Quem nasce e cresce com uma biblioteca como aquela tem mesmo de gostar de ler.
...
és uma sortuda ó miúda traquina!
:p:p
beijooooooooo :)
Que inveja eu tenho da biblioteca do teu pai.
És mesmo uma sortuda!
LÉLÉ, agraciada eu? sim, em muitas coisas mas não nessa
:) obrigada
chateada ou não, triste ou alegre, irritada ou satisfeita é sempre um prazer e o regresso é sempre um pouquinho (um pouquinho muito grande) mais rica ANA
é mesmo PAULO :) sorte a minha :)
pois sou ANTÓNIO, não sabias?! :)
pois sou CRIS mas ela também está ao teu dispor, sabes isso :)
um prazer que não se esgota...
beijos
Curioso que o meu gosto também tivesse vindo da leitura por terceiros.
Mas isso acontecia nas brincadeiras com os mais velhos que, vá-se lá saber porquê, de vez em quando faziam sessões de leitur aos mais novos, como eu, que ainda não sabiam ler.
Lembro-me de histórias de almocreves e nada mais.
A leitura tem mesmo o condão de nos transportar para outros espaços, outras vivências, outras formas de ver o mundo, a História ou o Homem. É também o que eu acho.
Beijos.
não mesmo HERETICO. é um mundo! :)
boas brincadeiras NILSON :)
ritos de leitura
e imagens de um passado
transportando a alma quixotesca com os mesmos esgares cavalheirescos e a mesma loucura do grandioso e do romanesco...
bien
Ultimamente não tenho lido quase nada... mas sou tipicamente uma "slow-reader", tenho de "ver" cada detalhe, cada pormenor, de "visualizar" os cenários, as roupas, as expressões... ou então não "fica cá nada"!
Beijocas!
p.s. - quando é que apareces? trenga...
Gostei de ficar a conhecer esta tua faceta. Gostei da forma como conduziste o texto!, nada chato.
não vejo aqui nada de cavalheiro, grandioso ou romance, muito menos de Quixote TST, mais bien...
já loucura encontro muita pela net...
ultimamente dedicas-te a outras leituras NANNY
:)
é uma entre muitas ALIEN :)
obrigada
importa não abusar - ler gasta os neurónios...
convém, pelo meio das leituras, outras gratificantes práticas. rss
belo texto
beijos
Saudações amigas
Nós, ao fim e ao resto, somos o prolongamento dos nossos pais...
Bela homenagem.
Abraço.
Ola meus amigos, passei mesmo para dar aquele abraço!
Tudo de bom para os dois...
E.
Para quando um novo "post" ?
Olá menina
Cá estou eu vivinho da costa.
Mais um roubo mais uma voltinha.
Tudo bem?
Allo, menina, por onde andas?
Não sejas assim!
Deixei lá um bolo tão grande, pá!
Olha lá, a ver se a malta combina para aí um almoceco, trenga!

━━━

## Enunciado A
Indique, por favor, tudo o que a pessoa que se descreve como "slow-reader" diz ter de "visualizar" quando lê, segundo o excerto do texto.
O excerto do texto e os registos têm origens distintas.

━━━

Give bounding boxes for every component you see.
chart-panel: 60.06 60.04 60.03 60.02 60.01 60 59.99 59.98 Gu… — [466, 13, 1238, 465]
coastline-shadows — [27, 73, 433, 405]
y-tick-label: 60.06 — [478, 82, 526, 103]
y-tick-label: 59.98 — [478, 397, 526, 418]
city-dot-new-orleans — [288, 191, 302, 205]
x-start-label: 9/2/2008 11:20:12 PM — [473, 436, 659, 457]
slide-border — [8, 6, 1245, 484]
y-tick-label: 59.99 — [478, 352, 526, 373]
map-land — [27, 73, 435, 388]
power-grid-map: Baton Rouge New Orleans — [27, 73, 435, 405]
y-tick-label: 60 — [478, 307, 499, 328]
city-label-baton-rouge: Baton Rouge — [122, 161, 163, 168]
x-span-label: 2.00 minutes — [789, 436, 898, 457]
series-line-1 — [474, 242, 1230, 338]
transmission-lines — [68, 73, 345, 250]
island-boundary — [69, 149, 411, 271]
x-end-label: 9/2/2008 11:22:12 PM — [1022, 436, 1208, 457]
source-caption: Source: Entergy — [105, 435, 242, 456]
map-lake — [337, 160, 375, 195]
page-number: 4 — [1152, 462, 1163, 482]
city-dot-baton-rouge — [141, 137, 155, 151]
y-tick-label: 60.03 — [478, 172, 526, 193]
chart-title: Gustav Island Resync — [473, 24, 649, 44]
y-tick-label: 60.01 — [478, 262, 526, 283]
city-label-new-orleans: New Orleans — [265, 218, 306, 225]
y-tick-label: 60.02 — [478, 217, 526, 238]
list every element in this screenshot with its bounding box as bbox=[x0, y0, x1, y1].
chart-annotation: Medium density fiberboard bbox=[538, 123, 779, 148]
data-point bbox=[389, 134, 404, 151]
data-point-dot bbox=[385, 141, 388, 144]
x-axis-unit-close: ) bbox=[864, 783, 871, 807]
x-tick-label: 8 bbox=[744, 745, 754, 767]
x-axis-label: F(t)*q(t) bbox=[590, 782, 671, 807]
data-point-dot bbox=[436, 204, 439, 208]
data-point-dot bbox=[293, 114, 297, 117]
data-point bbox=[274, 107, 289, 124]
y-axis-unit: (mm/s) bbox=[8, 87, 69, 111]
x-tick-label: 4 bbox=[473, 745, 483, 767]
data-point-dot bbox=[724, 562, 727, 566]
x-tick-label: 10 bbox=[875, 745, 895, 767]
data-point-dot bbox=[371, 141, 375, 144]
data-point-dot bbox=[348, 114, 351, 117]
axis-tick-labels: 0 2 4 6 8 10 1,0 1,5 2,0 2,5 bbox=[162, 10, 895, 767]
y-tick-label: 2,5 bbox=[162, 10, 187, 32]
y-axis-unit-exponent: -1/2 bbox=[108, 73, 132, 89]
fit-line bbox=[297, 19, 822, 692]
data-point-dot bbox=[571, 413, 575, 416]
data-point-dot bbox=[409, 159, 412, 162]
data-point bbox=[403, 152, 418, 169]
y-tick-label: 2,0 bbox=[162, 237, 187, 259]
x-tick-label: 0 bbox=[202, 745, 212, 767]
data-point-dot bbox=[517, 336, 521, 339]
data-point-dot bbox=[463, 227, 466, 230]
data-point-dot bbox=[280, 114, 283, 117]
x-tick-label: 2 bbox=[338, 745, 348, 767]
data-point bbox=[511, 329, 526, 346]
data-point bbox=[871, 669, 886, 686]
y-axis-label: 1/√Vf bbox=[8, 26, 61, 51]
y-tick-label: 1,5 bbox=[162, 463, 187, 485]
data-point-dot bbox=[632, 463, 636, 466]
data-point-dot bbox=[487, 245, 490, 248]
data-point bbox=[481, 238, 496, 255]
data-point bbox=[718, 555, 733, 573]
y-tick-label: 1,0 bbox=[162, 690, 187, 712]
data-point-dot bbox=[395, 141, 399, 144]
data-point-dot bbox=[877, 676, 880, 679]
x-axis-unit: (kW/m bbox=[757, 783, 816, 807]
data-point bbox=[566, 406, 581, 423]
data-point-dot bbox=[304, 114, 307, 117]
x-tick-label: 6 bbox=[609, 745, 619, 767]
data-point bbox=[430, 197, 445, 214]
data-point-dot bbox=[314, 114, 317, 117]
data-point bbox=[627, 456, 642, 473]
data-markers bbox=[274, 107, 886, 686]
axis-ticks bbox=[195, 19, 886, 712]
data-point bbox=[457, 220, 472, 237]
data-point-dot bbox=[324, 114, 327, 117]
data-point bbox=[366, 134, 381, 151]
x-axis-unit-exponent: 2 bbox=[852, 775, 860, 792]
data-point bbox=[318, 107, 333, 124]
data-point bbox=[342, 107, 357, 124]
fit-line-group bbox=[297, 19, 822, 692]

━━━

## Enunciado B
Troque "y-tick-label" por "y-axis-tick" nos registos, no trecho que vai do início até à linha que contém "chart-title: Gustav Island", ambas as pontas incluídas. Devolva só essas linhas.

## Resolução A
Os cenários, as roupas e as expressões.

## Resolução B
Give bounding boxes for every component you see.
chart-panel: 60.06 60.04 60.03 60.02 60.01 60 59.99 59.98 Gu… — [466, 13, 1238, 465]
coastline-shadows — [27, 73, 433, 405]
y-axis-tick: 60.06 — [478, 82, 526, 103]
y-axis-tick: 59.98 — [478, 397, 526, 418]
city-dot-new-orleans — [288, 191, 302, 205]
x-start-label: 9/2/2008 11:20:12 PM — [473, 436, 659, 457]
slide-border — [8, 6, 1245, 484]
y-axis-tick: 59.99 — [478, 352, 526, 373]
map-land — [27, 73, 435, 388]
power-grid-map: Baton Rouge New Orleans — [27, 73, 435, 405]
y-axis-tick: 60 — [478, 307, 499, 328]
city-label-baton-rouge: Baton Rouge — [122, 161, 163, 168]
x-span-label: 2.00 minutes — [789, 436, 898, 457]
series-line-1 — [474, 242, 1230, 338]
transmission-lines — [68, 73, 345, 250]
island-boundary — [69, 149, 411, 271]
x-end-label: 9/2/2008 11:22:12 PM — [1022, 436, 1208, 457]
source-caption: Source: Entergy — [105, 435, 242, 456]
map-lake — [337, 160, 375, 195]
page-number: 4 — [1152, 462, 1163, 482]
city-dot-baton-rouge — [141, 137, 155, 151]
y-axis-tick: 60.03 — [478, 172, 526, 193]
chart-title: Gustav Island Resync — [473, 24, 649, 44]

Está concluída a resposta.